» **Directions**: Every line below is to be quoted exactly, with nothing added or dropped.

---------------

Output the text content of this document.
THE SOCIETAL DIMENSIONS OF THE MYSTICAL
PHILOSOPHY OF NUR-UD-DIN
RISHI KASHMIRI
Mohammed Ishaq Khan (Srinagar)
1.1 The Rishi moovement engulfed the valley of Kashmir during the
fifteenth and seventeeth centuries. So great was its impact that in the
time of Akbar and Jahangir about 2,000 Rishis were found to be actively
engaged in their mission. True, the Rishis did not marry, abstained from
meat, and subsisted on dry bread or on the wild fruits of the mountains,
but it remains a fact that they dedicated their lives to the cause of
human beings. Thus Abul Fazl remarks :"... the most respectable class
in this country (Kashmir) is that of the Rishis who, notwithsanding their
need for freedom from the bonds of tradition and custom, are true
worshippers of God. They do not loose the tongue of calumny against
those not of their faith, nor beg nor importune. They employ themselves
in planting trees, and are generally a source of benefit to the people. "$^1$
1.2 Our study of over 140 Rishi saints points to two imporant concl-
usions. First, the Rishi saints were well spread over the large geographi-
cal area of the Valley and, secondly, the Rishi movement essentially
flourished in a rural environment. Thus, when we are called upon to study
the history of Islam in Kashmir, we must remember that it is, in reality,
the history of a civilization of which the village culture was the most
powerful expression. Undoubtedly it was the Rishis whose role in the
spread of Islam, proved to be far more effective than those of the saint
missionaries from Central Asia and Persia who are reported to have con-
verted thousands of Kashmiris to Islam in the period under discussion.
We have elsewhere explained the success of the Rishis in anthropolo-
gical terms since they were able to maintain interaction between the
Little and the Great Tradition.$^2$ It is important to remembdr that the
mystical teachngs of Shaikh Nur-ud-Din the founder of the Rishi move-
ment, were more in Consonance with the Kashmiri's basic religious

---------------

» **Result for this task**:
Output the text content of this document.
THE SOCIETAL DIMENSIONS OF THE MYSTICAL
PHILOSOPHY OF NUR-UD-DIN
RISHI KASHMIRI
Mohammed Ishaq Khan (Srinagar)
1.1 The Rishi moovement engulfed the valley of Kashmir during the
fifteenth and seventeeth centuries. So great was its impact that in the
time of Akbar and Jahangir about 2,000 Rishis were found to be actively
engaged in their mission. True, the Rishis did not marry, abstained from
meat, and subsisted on dry bread or on the wild fruits of the mountains,
but it remains a fact that they dedicated their lives to the cause of
human beings. Thus Abul Fazl remarks :"... the most respectable class
in this country (Kashmir) is that of the Rishis who, notwithsanding their
need for freedom from the bonds of tradition and custom, are true
worshippers of God. They do not loose the tongue of calumny against
those not of their faith, nor beg nor importune. They employ themselves
in planting trees, and are generally a source of benefit to the people. "$^1$
1.2 Our study of over 140 Rishi saints points to two imporant concl-
usions. First, the Rishi saints were well spread over the large geographi-
cal area of the Valley and, secondly, the Rishi movement essentially
flourished in a rural environment. Thus, when we are called upon to study
the history of Islam in Kashmir, we must remember that it is, in reality,
the history of a civilization of which the village culture was the most
powerful expression. Undoubtedly it was the Rishis whose role in the
spread of Islam, proved to be far more effective than those of the saint
missionaries from Central Asia and Persia who are reported to have con-
verted thousands of Kashmiris to Islam in the period under discussion.
We have elsewhere explained the success of the Rishis in anthropolo-
gical terms since they were able to maintain interaction between the
Little and the Great Tradition.$^2$ It is important to remembdr that the
mystical teachngs of Shaikh Nur-ud-Din the founder of the Rishi move-
ment, were more in Consonance with the Kashmiri's basic religious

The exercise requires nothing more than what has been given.